# Required work
Omit all pictures and give the records below again exactly as written.

# Data to process
*-*-*

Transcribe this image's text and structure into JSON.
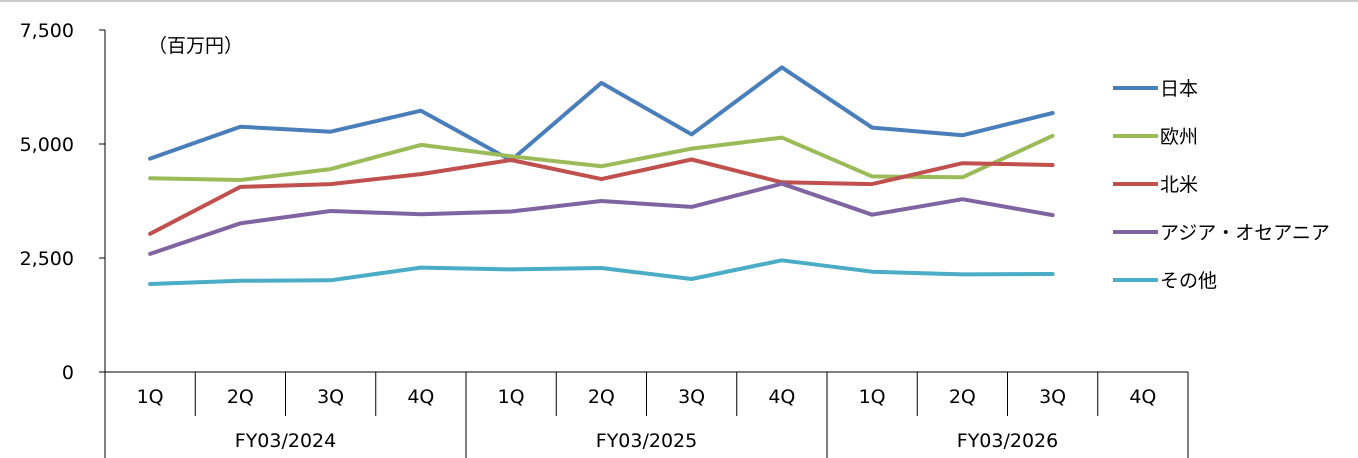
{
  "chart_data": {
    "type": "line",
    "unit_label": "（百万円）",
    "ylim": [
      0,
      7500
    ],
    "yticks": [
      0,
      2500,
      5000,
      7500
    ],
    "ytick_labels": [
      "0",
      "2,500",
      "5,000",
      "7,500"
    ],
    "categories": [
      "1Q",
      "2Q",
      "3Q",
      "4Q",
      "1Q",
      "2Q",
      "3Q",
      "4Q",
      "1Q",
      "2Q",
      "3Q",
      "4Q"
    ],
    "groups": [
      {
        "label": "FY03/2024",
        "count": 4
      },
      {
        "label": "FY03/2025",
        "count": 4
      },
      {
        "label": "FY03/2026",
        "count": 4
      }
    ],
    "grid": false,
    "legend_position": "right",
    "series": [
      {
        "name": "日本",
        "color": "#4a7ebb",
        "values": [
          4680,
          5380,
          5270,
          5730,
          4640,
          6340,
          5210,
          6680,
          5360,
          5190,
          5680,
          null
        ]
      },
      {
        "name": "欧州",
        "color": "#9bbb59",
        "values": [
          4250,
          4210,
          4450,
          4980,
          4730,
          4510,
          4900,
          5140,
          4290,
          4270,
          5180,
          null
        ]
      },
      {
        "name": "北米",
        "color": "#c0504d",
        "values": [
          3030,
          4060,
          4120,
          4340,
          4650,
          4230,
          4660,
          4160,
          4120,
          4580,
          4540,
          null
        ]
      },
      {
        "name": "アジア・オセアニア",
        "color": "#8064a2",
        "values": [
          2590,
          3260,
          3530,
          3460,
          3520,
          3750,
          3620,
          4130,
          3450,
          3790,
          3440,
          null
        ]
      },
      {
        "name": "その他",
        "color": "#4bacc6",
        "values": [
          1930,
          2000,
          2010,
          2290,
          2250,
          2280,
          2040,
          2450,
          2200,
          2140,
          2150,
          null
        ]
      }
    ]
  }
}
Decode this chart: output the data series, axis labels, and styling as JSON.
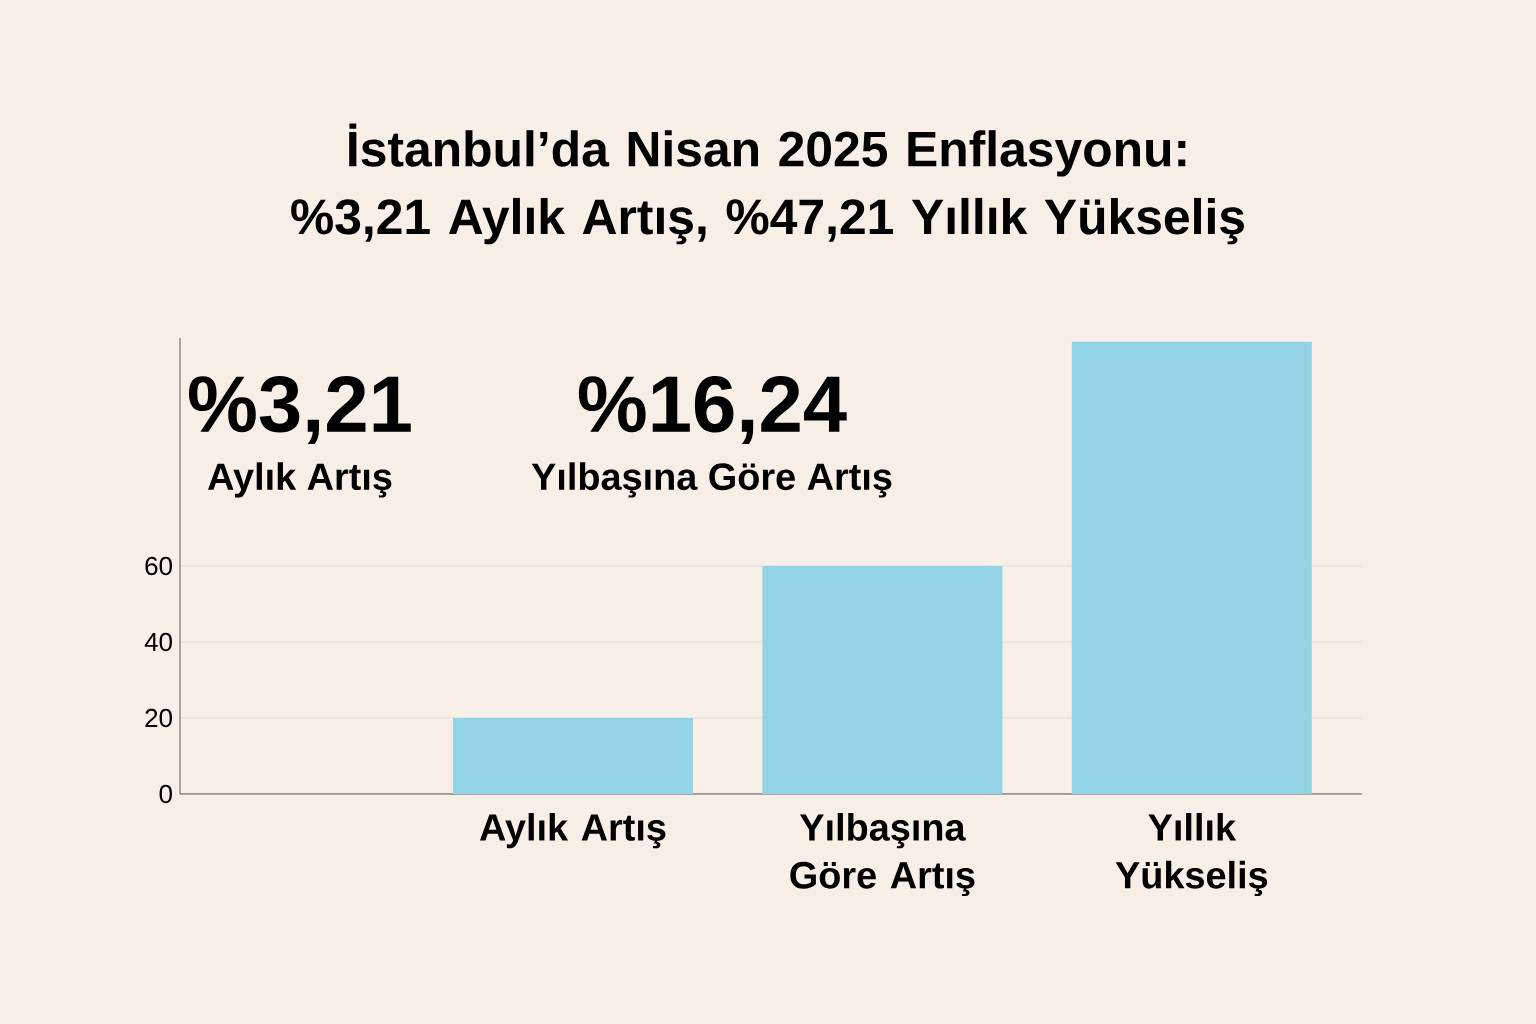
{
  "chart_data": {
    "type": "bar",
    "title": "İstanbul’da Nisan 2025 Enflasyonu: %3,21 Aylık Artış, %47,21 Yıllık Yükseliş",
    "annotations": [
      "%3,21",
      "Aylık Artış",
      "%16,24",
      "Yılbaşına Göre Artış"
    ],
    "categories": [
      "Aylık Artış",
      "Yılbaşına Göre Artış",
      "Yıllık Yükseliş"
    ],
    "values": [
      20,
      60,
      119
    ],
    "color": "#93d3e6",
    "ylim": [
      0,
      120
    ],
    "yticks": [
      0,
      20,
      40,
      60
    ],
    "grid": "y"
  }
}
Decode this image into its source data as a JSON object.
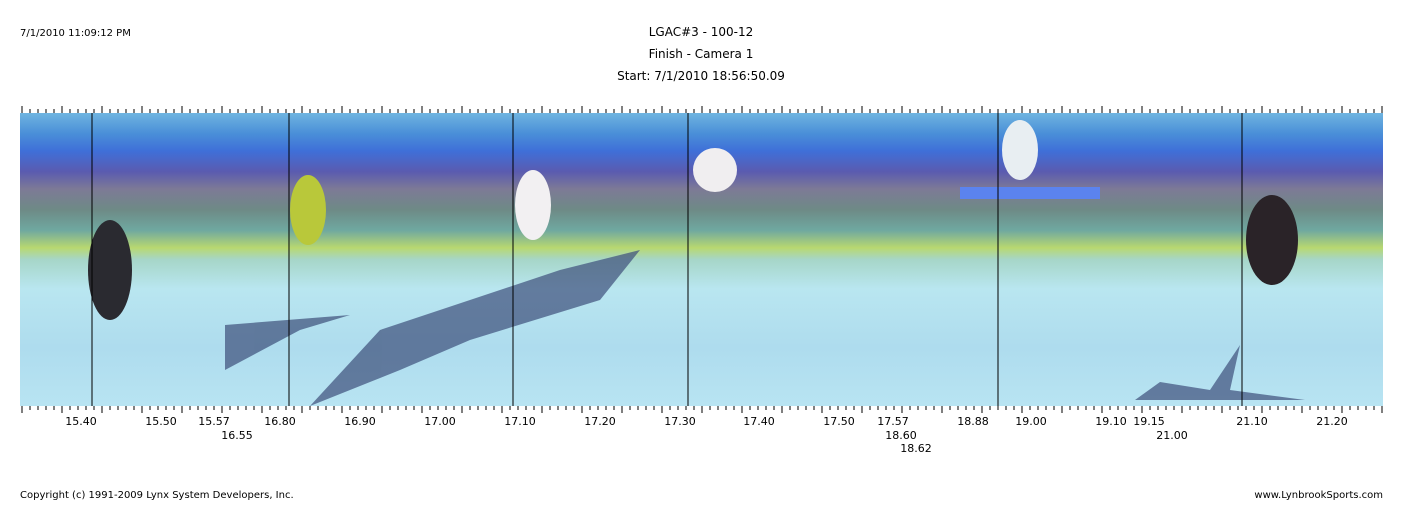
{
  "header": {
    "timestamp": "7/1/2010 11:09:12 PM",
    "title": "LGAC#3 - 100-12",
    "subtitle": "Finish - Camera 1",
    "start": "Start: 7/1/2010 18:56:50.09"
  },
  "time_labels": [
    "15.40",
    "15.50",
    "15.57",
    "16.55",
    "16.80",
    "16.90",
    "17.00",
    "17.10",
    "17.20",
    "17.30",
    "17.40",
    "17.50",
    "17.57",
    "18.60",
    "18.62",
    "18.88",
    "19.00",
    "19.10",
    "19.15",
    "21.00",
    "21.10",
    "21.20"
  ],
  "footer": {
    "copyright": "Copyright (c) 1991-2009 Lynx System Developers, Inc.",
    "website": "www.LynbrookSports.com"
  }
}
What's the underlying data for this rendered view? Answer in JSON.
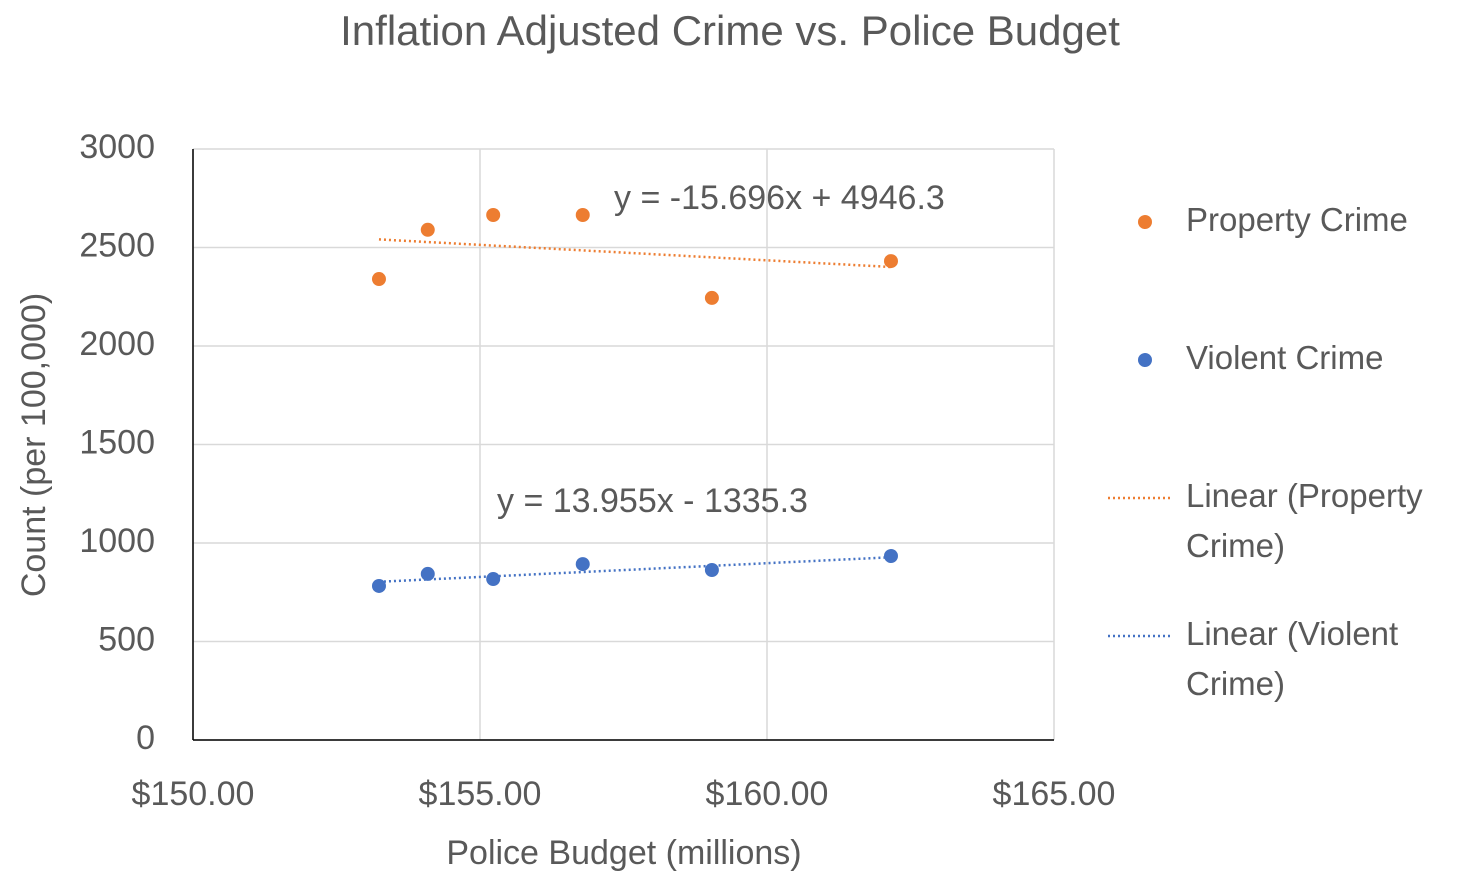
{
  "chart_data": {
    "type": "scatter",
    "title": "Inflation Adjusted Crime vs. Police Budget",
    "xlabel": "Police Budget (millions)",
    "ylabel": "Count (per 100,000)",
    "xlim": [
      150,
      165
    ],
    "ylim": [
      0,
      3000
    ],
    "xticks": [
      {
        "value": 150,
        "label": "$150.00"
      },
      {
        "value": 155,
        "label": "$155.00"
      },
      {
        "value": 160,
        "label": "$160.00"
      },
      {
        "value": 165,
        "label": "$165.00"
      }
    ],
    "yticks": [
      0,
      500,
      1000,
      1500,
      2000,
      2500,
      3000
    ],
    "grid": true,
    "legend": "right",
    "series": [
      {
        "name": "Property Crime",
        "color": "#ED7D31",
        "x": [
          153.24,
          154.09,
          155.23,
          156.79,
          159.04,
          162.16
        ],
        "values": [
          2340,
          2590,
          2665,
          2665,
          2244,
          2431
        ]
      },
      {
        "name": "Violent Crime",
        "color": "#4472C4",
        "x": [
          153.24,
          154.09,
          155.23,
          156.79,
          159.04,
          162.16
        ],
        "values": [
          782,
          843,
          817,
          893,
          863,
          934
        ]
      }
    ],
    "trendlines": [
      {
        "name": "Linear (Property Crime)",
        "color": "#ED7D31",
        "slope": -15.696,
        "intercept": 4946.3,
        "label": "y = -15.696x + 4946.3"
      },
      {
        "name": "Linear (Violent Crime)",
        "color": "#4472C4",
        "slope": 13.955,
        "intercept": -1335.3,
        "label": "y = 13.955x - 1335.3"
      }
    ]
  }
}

*-*-*

# Response below
Transcribe this image's text and structure into JSON.
{
  "chart_data": {
    "type": "line",
    "unit_label": "（百万円）",
    "ylim": [
      0,
      7500
    ],
    "yticks": [
      0,
      2500,
      5000,
      7500
    ],
    "ytick_labels": [
      "0",
      "2,500",
      "5,000",
      "7,500"
    ],
    "categories": [
      "1Q",
      "2Q",
      "3Q",
      "4Q",
      "1Q",
      "2Q",
      "3Q",
      "4Q",
      "1Q",
      "2Q",
      "3Q",
      "4Q"
    ],
    "groups": [
      {
        "label": "FY03/2024",
        "count": 4
      },
      {
        "label": "FY03/2025",
        "count": 4
      },
      {
        "label": "FY03/2026",
        "count": 4
      }
    ],
    "grid": false,
    "legend_position": "right",
    "series": [
      {
        "name": "日本",
        "color": "#4a7ebb",
        "values": [
          4680,
          5380,
          5270,
          5730,
          4640,
          6340,
          5210,
          6680,
          5360,
          5190,
          5680,
          null
        ]
      },
      {
        "name": "欧州",
        "color": "#9bbb59",
        "values": [
          4250,
          4210,
          4450,
          4980,
          4730,
          4510,
          4900,
          5140,
          4290,
          4270,
          5180,
          null
        ]
      },
      {
        "name": "北米",
        "color": "#c0504d",
        "values": [
          3030,
          4060,
          4120,
          4340,
          4650,
          4230,
          4660,
          4160,
          4120,
          4580,
          4540,
          null
        ]
      },
      {
        "name": "アジア・オセアニア",
        "color": "#8064a2",
        "values": [
          2590,
          3260,
          3530,
          3460,
          3520,
          3750,
          3620,
          4130,
          3450,
          3790,
          3440,
          null
        ]
      },
      {
        "name": "その他",
        "color": "#4bacc6",
        "values": [
          1930,
          2000,
          2010,
          2290,
          2250,
          2280,
          2040,
          2450,
          2200,
          2140,
          2150,
          null
        ]
      }
    ]
  }
}
Decode this chart: output the data series, axis labels, and styling as JSON.
{
  "chart_data": {
    "type": "bar",
    "title": "İstanbul’da Nisan 2025 Enflasyonu: %3,21 Aylık Artış, %47,21 Yıllık Yükseliş",
    "annotations": [
      "%3,21",
      "Aylık Artış",
      "%16,24",
      "Yılbaşına Göre Artış"
    ],
    "categories": [
      "Aylık Artış",
      "Yılbaşına Göre Artış",
      "Yıllık Yükseliş"
    ],
    "values": [
      20,
      60,
      119
    ],
    "color": "#93d3e6",
    "ylim": [
      0,
      120
    ],
    "yticks": [
      0,
      20,
      40,
      60
    ],
    "grid": "y"
  }
}
Decode this image into its source data as a JSON object.
{
  "header": {
    "timestamp": "7/1/2010 11:09:12 PM",
    "title": "LGAC#3 - 100-12",
    "subtitle": "Finish - Camera 1",
    "start": "Start: 7/1/2010 18:56:50.09"
  },
  "time_labels": [
    "15.40",
    "15.50",
    "15.57",
    "16.55",
    "16.80",
    "16.90",
    "17.00",
    "17.10",
    "17.20",
    "17.30",
    "17.40",
    "17.50",
    "17.57",
    "18.60",
    "18.62",
    "18.88",
    "19.00",
    "19.10",
    "19.15",
    "21.00",
    "21.10",
    "21.20"
  ],
  "footer": {
    "copyright": "Copyright (c) 1991-2009 Lynx System Developers, Inc.",
    "website": "www.LynbrookSports.com"
  }
}
What's the underlying data for this rendered view? Answer in JSON.
{
  "chart_data": {
    "type": "scatter",
    "title": "Inflation Adjusted Crime vs. Police Budget",
    "xlabel": "Police Budget (millions)",
    "ylabel": "Count (per 100,000)",
    "xlim": [
      150,
      165
    ],
    "ylim": [
      0,
      3000
    ],
    "xticks": [
      {
        "value": 150,
        "label": "$150.00"
      },
      {
        "value": 155,
        "label": "$155.00"
      },
      {
        "value": 160,
        "label": "$160.00"
      },
      {
        "value": 165,
        "label": "$165.00"
      }
    ],
    "yticks": [
      0,
      500,
      1000,
      1500,
      2000,
      2500,
      3000
    ],
    "grid": true,
    "legend": "right",
    "series": [
      {
        "name": "Property Crime",
        "color": "#ED7D31",
        "x": [
          153.24,
          154.09,
          155.23,
          156.79,
          159.04,
          162.16
        ],
        "values": [
          2340,
          2590,
          2665,
          2665,
          2244,
          2431
        ]
      },
      {
        "name": "Violent Crime",
        "color": "#4472C4",
        "x": [
          153.24,
          154.09,
          155.23,
          156.79,
          159.04,
          162.16
        ],
        "values": [
          782,
          843,
          817,
          893,
          863,
          934
        ]
      }
    ],
    "trendlines": [
      {
        "name": "Linear (Property Crime)",
        "color": "#ED7D31",
        "slope": -15.696,
        "intercept": 4946.3,
        "label": "y = -15.696x + 4946.3"
      },
      {
        "name": "Linear (Violent Crime)",
        "color": "#4472C4",
        "slope": 13.955,
        "intercept": -1335.3,
        "label": "y = 13.955x - 1335.3"
      }
    ]
  }
}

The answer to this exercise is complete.